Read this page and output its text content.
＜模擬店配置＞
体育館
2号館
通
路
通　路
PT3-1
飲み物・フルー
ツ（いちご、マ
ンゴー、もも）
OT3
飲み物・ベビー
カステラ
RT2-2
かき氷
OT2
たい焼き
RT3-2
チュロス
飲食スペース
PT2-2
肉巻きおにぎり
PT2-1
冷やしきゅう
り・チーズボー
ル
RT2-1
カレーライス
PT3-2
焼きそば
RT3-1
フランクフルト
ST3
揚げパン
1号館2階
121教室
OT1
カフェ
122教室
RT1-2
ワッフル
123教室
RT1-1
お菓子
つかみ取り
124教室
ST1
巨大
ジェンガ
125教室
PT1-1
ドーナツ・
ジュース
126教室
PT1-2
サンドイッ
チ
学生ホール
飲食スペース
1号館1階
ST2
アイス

──────────

■ **PROBLEM REQUIREMENTS**
The lines above should be duplicated exactly.

■ **ANSWER TO THIS EXERCISE**
Read this page and output its text content.
＜模擬店配置＞
体育館
2号館
通
路
通　路
PT3-1
飲み物・フルー
ツ（いちご、マ
ンゴー、もも）
OT3
飲み物・ベビー
カステラ
RT2-2
かき氷
OT2
たい焼き
RT3-2
チュロス
飲食スペース
PT2-2
肉巻きおにぎり
PT2-1
冷やしきゅう
り・チーズボー
ル
RT2-1
カレーライス
PT3-2
焼きそば
RT3-1
フランクフルト
ST3
揚げパン
1号館2階
121教室
OT1
カフェ
122教室
RT1-2
ワッフル
123教室
RT1-1
お菓子
つかみ取り
124教室
ST1
巨大
ジェンガ
125教室
PT1-1
ドーナツ・
ジュース
126教室
PT1-2
サンドイッ
チ
学生ホール
飲食スペース
1号館1階
ST2
アイス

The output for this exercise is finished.